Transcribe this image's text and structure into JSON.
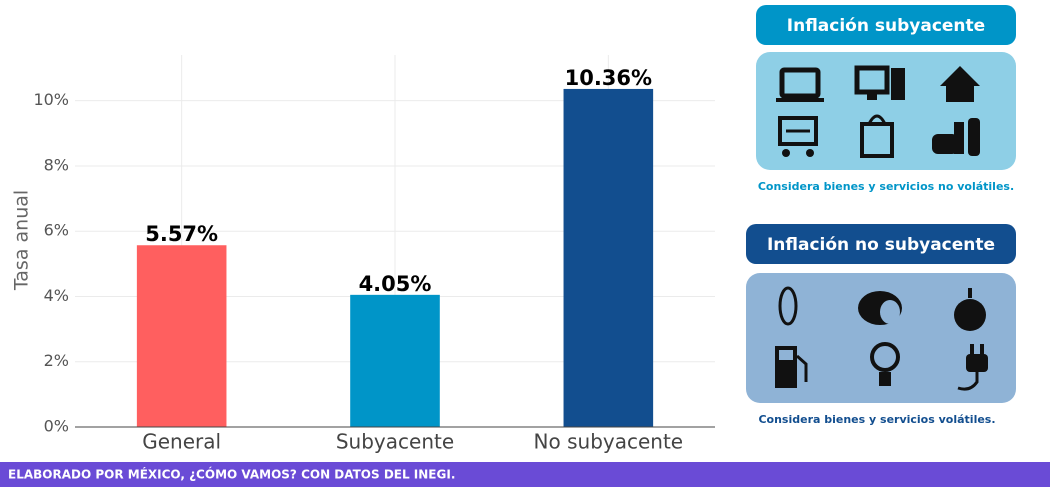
{
  "chart_data": {
    "type": "bar",
    "y_label": "Tasa anual",
    "categories": [
      "General",
      "Subyacente",
      "No subyacente"
    ],
    "values": [
      5.57,
      4.05,
      10.36
    ],
    "value_labels": [
      "5.57%",
      "4.05%",
      "10.36%"
    ],
    "colors": [
      "#ff5f5f",
      "#0095c8",
      "#124e8f"
    ],
    "ylim": [
      0,
      11.4
    ],
    "yticks": [
      {
        "value": 0,
        "label": "0%"
      },
      {
        "value": 2,
        "label": "2%"
      },
      {
        "value": 4,
        "label": "4%"
      },
      {
        "value": 6,
        "label": "6%"
      },
      {
        "value": 8,
        "label": "8%"
      },
      {
        "value": 10,
        "label": "10%"
      }
    ],
    "grid": true
  },
  "panels": [
    {
      "title": "Inflación subyacente",
      "caption": "Considera bienes y servicios no volátiles."
    },
    {
      "title": "Inflación no subyacente",
      "caption": "Considera bienes y servicios volátiles."
    }
  ],
  "footer": "ELABORADO POR MÉXICO, ¿CÓMO VAMOS? CON DATOS DEL INEGI."
}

····················

### WRITTEN INSTRUCTION:
Identify each line holding the string "volátiles", and copy it out.

### SOLUTION TO THIS EXERCISE:
      "caption": "Considera bienes y servicios no volátiles."
      "caption": "Considera bienes y servicios volátiles."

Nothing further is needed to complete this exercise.